- _PROBLEM DESCRIPTION_:
With the pictures left out, copy the listing below exactly.

- _MATERIAL_:
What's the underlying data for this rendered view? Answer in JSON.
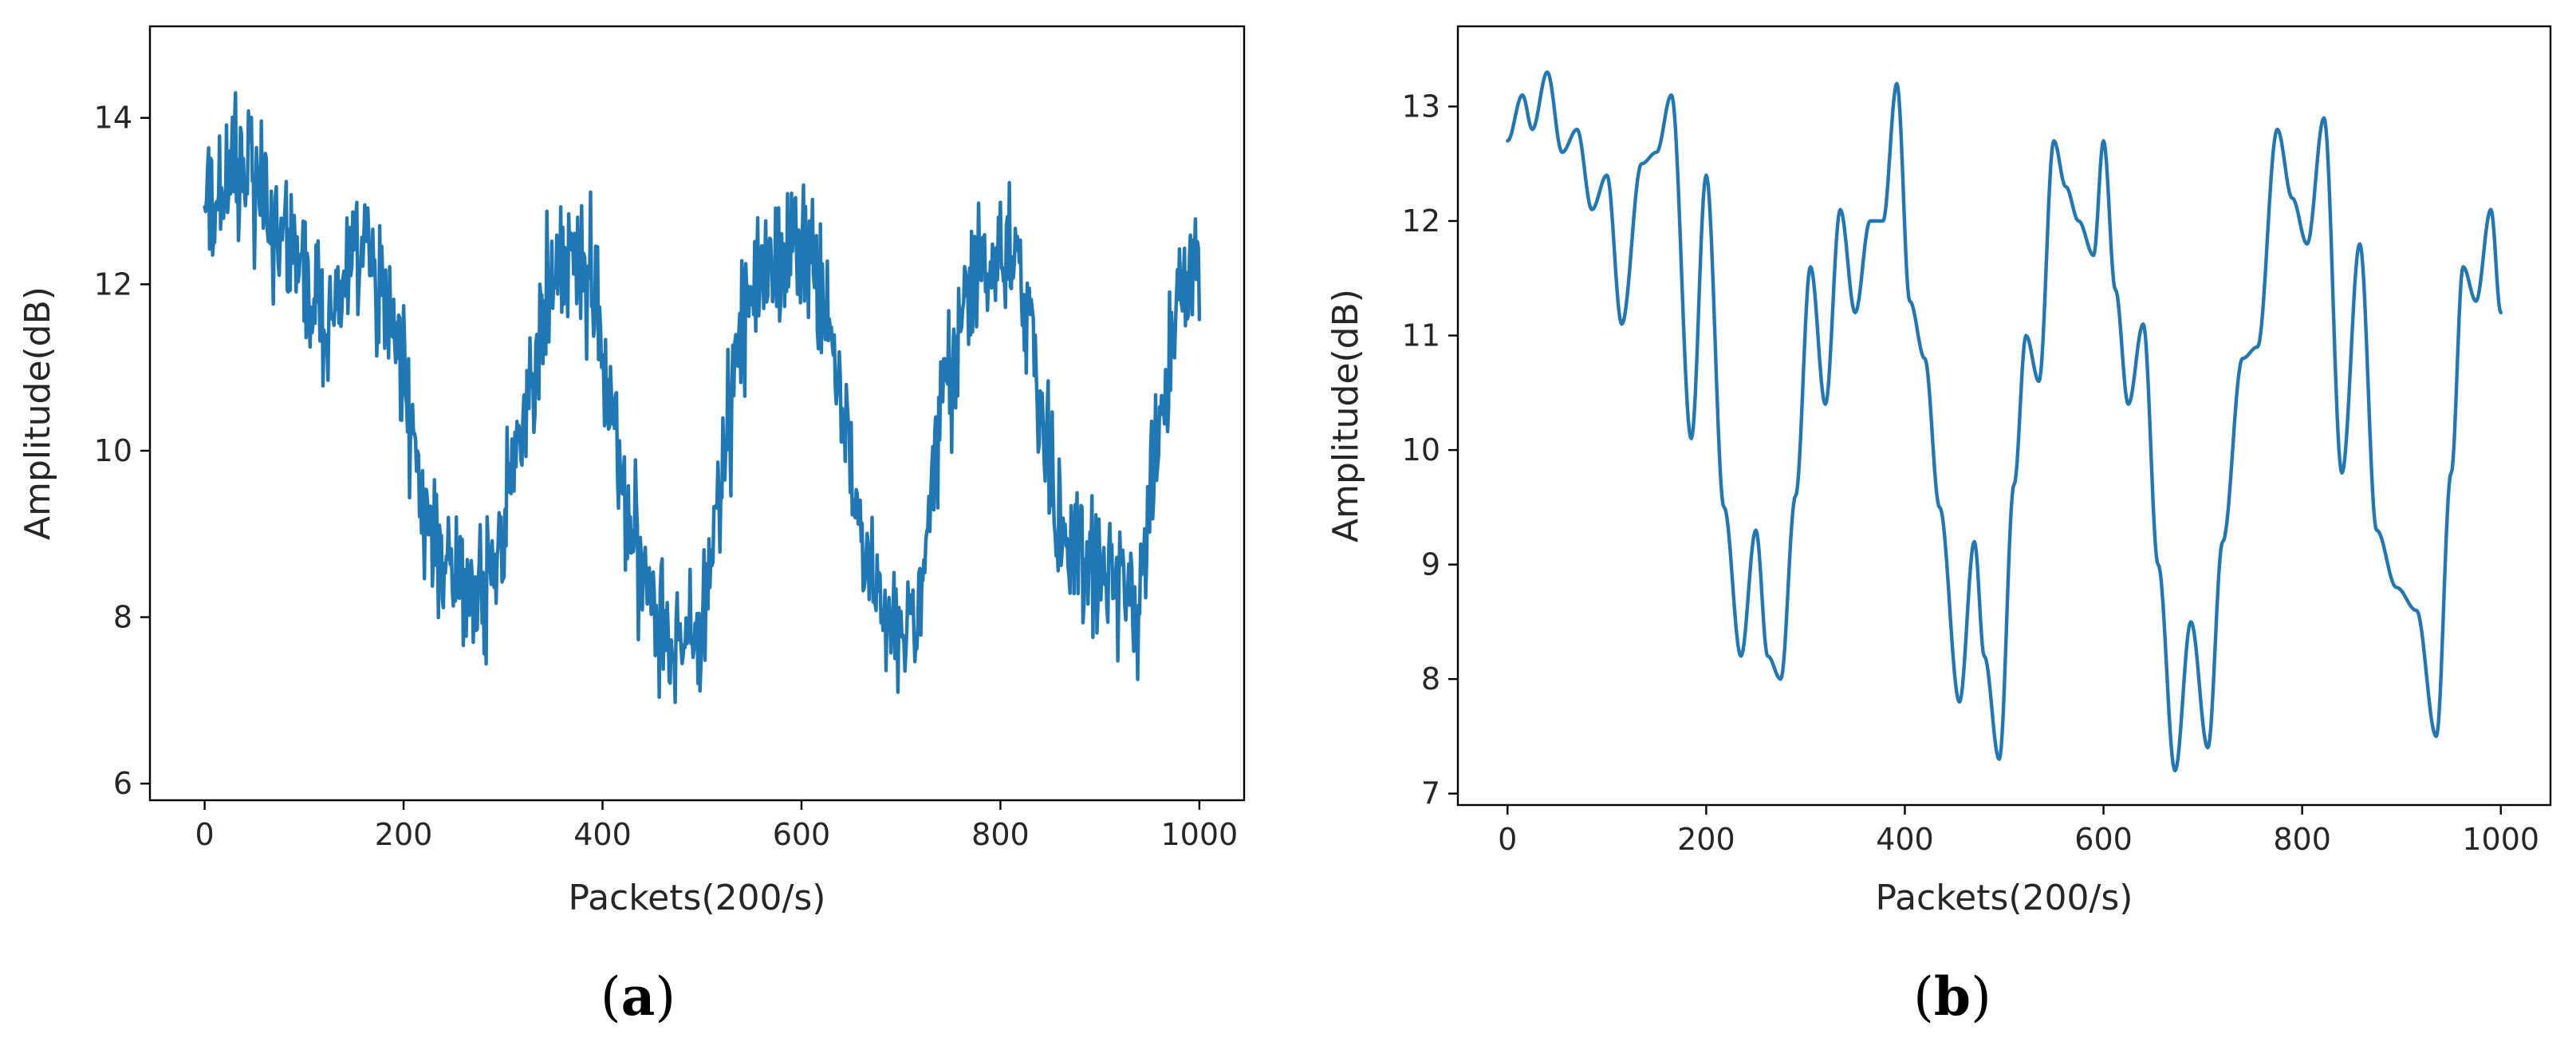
{
  "chart_data": [
    {
      "type": "line",
      "caption": {
        "open": "(",
        "letter": "a",
        "close": ")"
      },
      "xlabel": "Packets(200/s)",
      "ylabel": "Amplitude(dB)",
      "xlim": [
        -55,
        1045
      ],
      "ylim": [
        5.8,
        15.1
      ],
      "xticks": [
        0,
        200,
        400,
        600,
        800,
        1000
      ],
      "yticks": [
        6,
        8,
        10,
        12,
        14
      ],
      "grid": false,
      "color": "#1f77b4",
      "series": [
        {
          "x": [
            0,
            20,
            40,
            60,
            80,
            100,
            120,
            140,
            160,
            180,
            200,
            220,
            240,
            260,
            280,
            300,
            320,
            340,
            360,
            380,
            400,
            420,
            440,
            460,
            480,
            500,
            520,
            540,
            560,
            580,
            600,
            620,
            640,
            660,
            680,
            700,
            720,
            740,
            760,
            780,
            800,
            820,
            840,
            860,
            880,
            900,
            920,
            940,
            960,
            980,
            1000
          ],
          "y": [
            12.7,
            13.2,
            13.4,
            13.0,
            12.6,
            12.0,
            11.5,
            12.0,
            12.4,
            11.8,
            10.9,
            9.3,
            8.6,
            8.4,
            8.2,
            9.0,
            10.5,
            11.6,
            12.2,
            12.4,
            11.4,
            9.6,
            8.6,
            8.0,
            7.7,
            7.6,
            9.8,
            11.6,
            12.3,
            12.1,
            12.6,
            11.8,
            10.6,
            9.0,
            8.0,
            7.8,
            8.5,
            10.3,
            11.6,
            12.1,
            12.4,
            12.0,
            10.6,
            9.0,
            8.7,
            8.6,
            8.4,
            8.2,
            10.2,
            11.8,
            12.2
          ],
          "noise_amplitude": 0.85,
          "samples": 1000
        }
      ]
    },
    {
      "type": "line",
      "caption": {
        "open": "(",
        "letter": "b",
        "close": ")"
      },
      "xlabel": "Packets(200/s)",
      "ylabel": "Amplitude(dB)",
      "xlim": [
        -50,
        1050
      ],
      "ylim": [
        6.9,
        13.7
      ],
      "xticks": [
        0,
        200,
        400,
        600,
        800,
        1000
      ],
      "yticks": [
        7,
        8,
        9,
        10,
        11,
        12,
        13
      ],
      "grid": false,
      "color": "#1f77b4",
      "series": [
        {
          "x": [
            0,
            15,
            25,
            40,
            55,
            70,
            85,
            100,
            115,
            135,
            150,
            165,
            185,
            200,
            218,
            235,
            250,
            262,
            275,
            290,
            305,
            320,
            335,
            350,
            365,
            378,
            392,
            405,
            420,
            435,
            455,
            470,
            480,
            495,
            510,
            522,
            535,
            550,
            562,
            575,
            590,
            600,
            612,
            625,
            640,
            655,
            672,
            688,
            705,
            720,
            740,
            755,
            775,
            790,
            805,
            822,
            840,
            858,
            875,
            895,
            915,
            935,
            950,
            962,
            975,
            990,
            1000
          ],
          "y": [
            12.7,
            13.1,
            12.8,
            13.3,
            12.6,
            12.8,
            12.1,
            12.4,
            11.1,
            12.5,
            12.6,
            13.1,
            10.1,
            12.4,
            9.5,
            8.2,
            9.3,
            8.2,
            8.0,
            9.6,
            11.6,
            10.4,
            12.1,
            11.2,
            12.0,
            12.0,
            13.2,
            11.3,
            10.8,
            9.5,
            7.8,
            9.2,
            8.2,
            7.3,
            9.7,
            11.0,
            10.6,
            12.7,
            12.3,
            12.0,
            11.7,
            12.7,
            11.4,
            10.4,
            11.1,
            9.0,
            7.2,
            8.5,
            7.4,
            9.2,
            10.8,
            10.9,
            12.8,
            12.2,
            11.8,
            12.9,
            9.8,
            11.8,
            9.3,
            8.8,
            8.6,
            7.5,
            9.8,
            11.6,
            11.3,
            12.1,
            11.2
          ],
          "samples": 1000
        }
      ]
    }
  ]
}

- _EXPECTED OUTPUT_:
What's the underlying data for this rendered view? Answer in JSON.
{
  "chart_data": [
    {
      "type": "line",
      "caption": {
        "open": "(",
        "letter": "a",
        "close": ")"
      },
      "xlabel": "Packets(200/s)",
      "ylabel": "Amplitude(dB)",
      "xlim": [
        -55,
        1045
      ],
      "ylim": [
        5.8,
        15.1
      ],
      "xticks": [
        0,
        200,
        400,
        600,
        800,
        1000
      ],
      "yticks": [
        6,
        8,
        10,
        12,
        14
      ],
      "grid": false,
      "color": "#1f77b4",
      "series": [
        {
          "x": [
            0,
            20,
            40,
            60,
            80,
            100,
            120,
            140,
            160,
            180,
            200,
            220,
            240,
            260,
            280,
            300,
            320,
            340,
            360,
            380,
            400,
            420,
            440,
            460,
            480,
            500,
            520,
            540,
            560,
            580,
            600,
            620,
            640,
            660,
            680,
            700,
            720,
            740,
            760,
            780,
            800,
            820,
            840,
            860,
            880,
            900,
            920,
            940,
            960,
            980,
            1000
          ],
          "y": [
            12.7,
            13.2,
            13.4,
            13.0,
            12.6,
            12.0,
            11.5,
            12.0,
            12.4,
            11.8,
            10.9,
            9.3,
            8.6,
            8.4,
            8.2,
            9.0,
            10.5,
            11.6,
            12.2,
            12.4,
            11.4,
            9.6,
            8.6,
            8.0,
            7.7,
            7.6,
            9.8,
            11.6,
            12.3,
            12.1,
            12.6,
            11.8,
            10.6,
            9.0,
            8.0,
            7.8,
            8.5,
            10.3,
            11.6,
            12.1,
            12.4,
            12.0,
            10.6,
            9.0,
            8.7,
            8.6,
            8.4,
            8.2,
            10.2,
            11.8,
            12.2
          ],
          "noise_amplitude": 0.85,
          "samples": 1000
        }
      ]
    },
    {
      "type": "line",
      "caption": {
        "open": "(",
        "letter": "b",
        "close": ")"
      },
      "xlabel": "Packets(200/s)",
      "ylabel": "Amplitude(dB)",
      "xlim": [
        -50,
        1050
      ],
      "ylim": [
        6.9,
        13.7
      ],
      "xticks": [
        0,
        200,
        400,
        600,
        800,
        1000
      ],
      "yticks": [
        7,
        8,
        9,
        10,
        11,
        12,
        13
      ],
      "grid": false,
      "color": "#1f77b4",
      "series": [
        {
          "x": [
            0,
            15,
            25,
            40,
            55,
            70,
            85,
            100,
            115,
            135,
            150,
            165,
            185,
            200,
            218,
            235,
            250,
            262,
            275,
            290,
            305,
            320,
            335,
            350,
            365,
            378,
            392,
            405,
            420,
            435,
            455,
            470,
            480,
            495,
            510,
            522,
            535,
            550,
            562,
            575,
            590,
            600,
            612,
            625,
            640,
            655,
            672,
            688,
            705,
            720,
            740,
            755,
            775,
            790,
            805,
            822,
            840,
            858,
            875,
            895,
            915,
            935,
            950,
            962,
            975,
            990,
            1000
          ],
          "y": [
            12.7,
            13.1,
            12.8,
            13.3,
            12.6,
            12.8,
            12.1,
            12.4,
            11.1,
            12.5,
            12.6,
            13.1,
            10.1,
            12.4,
            9.5,
            8.2,
            9.3,
            8.2,
            8.0,
            9.6,
            11.6,
            10.4,
            12.1,
            11.2,
            12.0,
            12.0,
            13.2,
            11.3,
            10.8,
            9.5,
            7.8,
            9.2,
            8.2,
            7.3,
            9.7,
            11.0,
            10.6,
            12.7,
            12.3,
            12.0,
            11.7,
            12.7,
            11.4,
            10.4,
            11.1,
            9.0,
            7.2,
            8.5,
            7.4,
            9.2,
            10.8,
            10.9,
            12.8,
            12.2,
            11.8,
            12.9,
            9.8,
            11.8,
            9.3,
            8.8,
            8.6,
            7.5,
            9.8,
            11.6,
            11.3,
            12.1,
            11.2
          ],
          "samples": 1000
        }
      ]
    }
  ]
}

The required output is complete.